» **AIM OF THE EXERCISE**: Identify each line below that contains the word "Редактировать", and copy it out.

» **EXTRACTED MATERIAL**:
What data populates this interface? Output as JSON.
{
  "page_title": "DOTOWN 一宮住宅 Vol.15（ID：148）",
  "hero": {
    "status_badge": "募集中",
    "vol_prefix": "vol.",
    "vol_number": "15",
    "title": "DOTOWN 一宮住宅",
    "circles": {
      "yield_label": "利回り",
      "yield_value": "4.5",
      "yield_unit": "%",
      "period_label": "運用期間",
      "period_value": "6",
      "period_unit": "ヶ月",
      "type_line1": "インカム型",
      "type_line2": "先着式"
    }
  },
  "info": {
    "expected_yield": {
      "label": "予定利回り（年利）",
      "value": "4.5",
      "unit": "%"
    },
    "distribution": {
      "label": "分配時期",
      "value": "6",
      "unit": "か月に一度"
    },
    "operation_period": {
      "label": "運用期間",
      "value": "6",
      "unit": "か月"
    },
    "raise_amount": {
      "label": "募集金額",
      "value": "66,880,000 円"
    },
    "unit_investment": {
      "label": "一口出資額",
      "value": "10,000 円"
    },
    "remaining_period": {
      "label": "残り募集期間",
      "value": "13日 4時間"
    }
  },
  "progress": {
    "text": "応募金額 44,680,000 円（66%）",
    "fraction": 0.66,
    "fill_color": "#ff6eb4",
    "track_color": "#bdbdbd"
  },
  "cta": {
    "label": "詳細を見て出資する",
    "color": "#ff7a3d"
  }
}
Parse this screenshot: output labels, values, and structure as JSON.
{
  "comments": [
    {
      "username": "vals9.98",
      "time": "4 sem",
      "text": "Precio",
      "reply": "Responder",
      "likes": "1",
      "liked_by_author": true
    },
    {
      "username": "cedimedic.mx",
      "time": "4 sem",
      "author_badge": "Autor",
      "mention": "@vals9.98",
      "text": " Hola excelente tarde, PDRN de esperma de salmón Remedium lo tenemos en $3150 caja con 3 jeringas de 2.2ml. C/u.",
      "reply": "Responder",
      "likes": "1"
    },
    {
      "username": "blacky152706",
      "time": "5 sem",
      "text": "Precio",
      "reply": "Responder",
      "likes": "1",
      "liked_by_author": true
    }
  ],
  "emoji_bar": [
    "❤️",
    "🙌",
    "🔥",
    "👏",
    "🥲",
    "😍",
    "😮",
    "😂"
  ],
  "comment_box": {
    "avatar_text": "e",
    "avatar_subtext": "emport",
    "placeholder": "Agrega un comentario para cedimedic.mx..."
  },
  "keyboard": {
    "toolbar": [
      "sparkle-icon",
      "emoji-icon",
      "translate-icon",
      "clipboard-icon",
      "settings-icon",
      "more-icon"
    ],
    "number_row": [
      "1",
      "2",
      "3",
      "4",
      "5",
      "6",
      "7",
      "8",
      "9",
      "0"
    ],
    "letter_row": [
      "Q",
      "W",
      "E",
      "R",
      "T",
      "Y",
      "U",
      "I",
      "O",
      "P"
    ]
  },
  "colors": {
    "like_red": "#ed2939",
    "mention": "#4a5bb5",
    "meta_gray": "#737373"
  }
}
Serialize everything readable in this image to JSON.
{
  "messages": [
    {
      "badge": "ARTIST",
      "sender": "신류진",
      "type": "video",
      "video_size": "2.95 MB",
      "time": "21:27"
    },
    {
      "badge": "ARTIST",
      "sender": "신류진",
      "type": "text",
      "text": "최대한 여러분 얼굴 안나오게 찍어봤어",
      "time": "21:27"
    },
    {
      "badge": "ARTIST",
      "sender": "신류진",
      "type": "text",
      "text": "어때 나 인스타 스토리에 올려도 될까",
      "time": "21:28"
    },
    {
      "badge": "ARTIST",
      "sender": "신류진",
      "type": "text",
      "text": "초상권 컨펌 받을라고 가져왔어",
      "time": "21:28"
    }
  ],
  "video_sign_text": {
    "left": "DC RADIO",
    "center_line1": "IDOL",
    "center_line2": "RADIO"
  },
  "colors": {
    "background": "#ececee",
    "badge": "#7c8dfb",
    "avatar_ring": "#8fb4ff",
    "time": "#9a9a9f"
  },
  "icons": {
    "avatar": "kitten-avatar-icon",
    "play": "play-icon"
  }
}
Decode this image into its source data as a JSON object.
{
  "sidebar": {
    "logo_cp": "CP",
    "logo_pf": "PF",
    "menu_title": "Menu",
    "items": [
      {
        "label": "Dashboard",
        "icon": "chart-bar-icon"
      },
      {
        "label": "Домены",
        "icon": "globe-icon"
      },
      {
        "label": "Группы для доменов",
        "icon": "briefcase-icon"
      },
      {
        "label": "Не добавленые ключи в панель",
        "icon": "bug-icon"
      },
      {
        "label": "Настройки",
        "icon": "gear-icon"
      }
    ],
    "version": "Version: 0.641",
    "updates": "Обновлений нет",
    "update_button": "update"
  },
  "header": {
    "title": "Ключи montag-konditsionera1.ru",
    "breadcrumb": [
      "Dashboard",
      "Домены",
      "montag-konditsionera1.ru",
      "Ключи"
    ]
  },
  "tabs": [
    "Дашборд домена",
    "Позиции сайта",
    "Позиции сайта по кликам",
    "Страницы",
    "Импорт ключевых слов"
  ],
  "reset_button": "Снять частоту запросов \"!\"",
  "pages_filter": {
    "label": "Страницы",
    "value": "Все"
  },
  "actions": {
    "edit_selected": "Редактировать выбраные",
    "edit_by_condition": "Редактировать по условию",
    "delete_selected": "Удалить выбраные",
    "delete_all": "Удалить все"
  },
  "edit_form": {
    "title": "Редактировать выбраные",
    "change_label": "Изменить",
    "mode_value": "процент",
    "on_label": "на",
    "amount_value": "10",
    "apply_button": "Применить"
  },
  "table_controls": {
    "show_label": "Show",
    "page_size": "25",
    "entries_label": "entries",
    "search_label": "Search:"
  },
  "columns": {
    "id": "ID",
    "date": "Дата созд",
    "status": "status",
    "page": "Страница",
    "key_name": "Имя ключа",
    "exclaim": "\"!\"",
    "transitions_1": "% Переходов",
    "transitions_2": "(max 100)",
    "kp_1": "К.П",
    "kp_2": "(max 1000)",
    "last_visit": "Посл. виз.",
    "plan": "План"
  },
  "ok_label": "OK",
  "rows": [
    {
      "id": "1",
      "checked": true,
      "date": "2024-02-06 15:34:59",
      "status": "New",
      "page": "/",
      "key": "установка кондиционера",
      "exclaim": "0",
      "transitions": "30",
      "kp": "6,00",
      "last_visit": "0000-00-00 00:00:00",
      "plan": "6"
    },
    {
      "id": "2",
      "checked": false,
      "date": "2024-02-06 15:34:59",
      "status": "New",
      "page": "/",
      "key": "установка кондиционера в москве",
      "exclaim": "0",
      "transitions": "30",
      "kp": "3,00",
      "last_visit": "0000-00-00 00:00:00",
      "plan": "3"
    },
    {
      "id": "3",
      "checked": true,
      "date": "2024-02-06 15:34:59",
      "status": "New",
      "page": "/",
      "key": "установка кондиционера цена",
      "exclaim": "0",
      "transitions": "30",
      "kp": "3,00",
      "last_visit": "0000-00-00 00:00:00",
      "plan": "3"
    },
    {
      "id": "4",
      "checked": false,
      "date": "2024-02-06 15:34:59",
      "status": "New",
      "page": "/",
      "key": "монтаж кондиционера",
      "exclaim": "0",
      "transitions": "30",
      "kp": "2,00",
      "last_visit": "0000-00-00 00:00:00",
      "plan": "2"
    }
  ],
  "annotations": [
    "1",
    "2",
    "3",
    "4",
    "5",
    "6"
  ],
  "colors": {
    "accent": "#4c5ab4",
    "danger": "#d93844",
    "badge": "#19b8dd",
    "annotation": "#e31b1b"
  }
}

» **REPLY**:
    "edit_selected": "Редактировать выбраные",
    "edit_by_condition": "Редактировать по условию",
    "title": "Редактировать выбраные",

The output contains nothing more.